> [THE REQUEST]
Each entry below should be echoed exactly, with pictures omitted.

> [MATERIALS PROVIDED]
====

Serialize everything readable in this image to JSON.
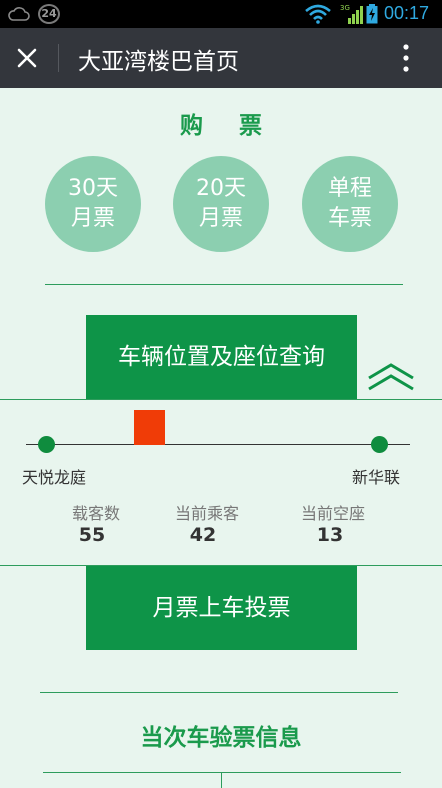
{
  "status_bar": {
    "notification_count": "24",
    "network_type": "3G",
    "time": "00:17",
    "accent_color": "#2fa9e0"
  },
  "title_bar": {
    "title": "大亚湾楼巴首页"
  },
  "purchase": {
    "heading": "购 票",
    "tickets": [
      {
        "line1": "30天",
        "line2": "月票"
      },
      {
        "line1": "20天",
        "line2": "月票"
      },
      {
        "line1": "单程",
        "line2": "车票"
      }
    ]
  },
  "query_button": {
    "label": "车辆位置及座位查询"
  },
  "route": {
    "start_stop": "天悦龙庭",
    "end_stop": "新华联",
    "bus_progress": 0.31
  },
  "stats": [
    {
      "label": "载客数",
      "value": "55"
    },
    {
      "label": "当前乘客",
      "value": "42"
    },
    {
      "label": "当前空座",
      "value": "13"
    }
  ],
  "vote_button": {
    "label": "月票上车投票"
  },
  "verify": {
    "heading": "当次车验票信息"
  },
  "colors": {
    "primary_green": "#0e9448",
    "light_green": "#8ccfb0",
    "background": "#e8f5ee",
    "bus_marker": "#f03c07"
  }
}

====

> [WORKED ANSWER]
Serialize everything readable in this image to JSON.
{
  "status_bar": {
    "notification_count": "24",
    "network_type": "3G",
    "time": "00:17",
    "accent_color": "#2fa9e0"
  },
  "title_bar": {
    "title": "大亚湾楼巴首页"
  },
  "purchase": {
    "heading": "购 票",
    "tickets": [
      {
        "line1": "30天",
        "line2": "月票"
      },
      {
        "line1": "20天",
        "line2": "月票"
      },
      {
        "line1": "单程",
        "line2": "车票"
      }
    ]
  },
  "query_button": {
    "label": "车辆位置及座位查询"
  },
  "route": {
    "start_stop": "天悦龙庭",
    "end_stop": "新华联",
    "bus_progress": 0.31
  },
  "stats": [
    {
      "label": "载客数",
      "value": "55"
    },
    {
      "label": "当前乘客",
      "value": "42"
    },
    {
      "label": "当前空座",
      "value": "13"
    }
  ],
  "vote_button": {
    "label": "月票上车投票"
  },
  "verify": {
    "heading": "当次车验票信息"
  },
  "colors": {
    "primary_green": "#0e9448",
    "light_green": "#8ccfb0",
    "background": "#e8f5ee",
    "bus_marker": "#f03c07"
  }
}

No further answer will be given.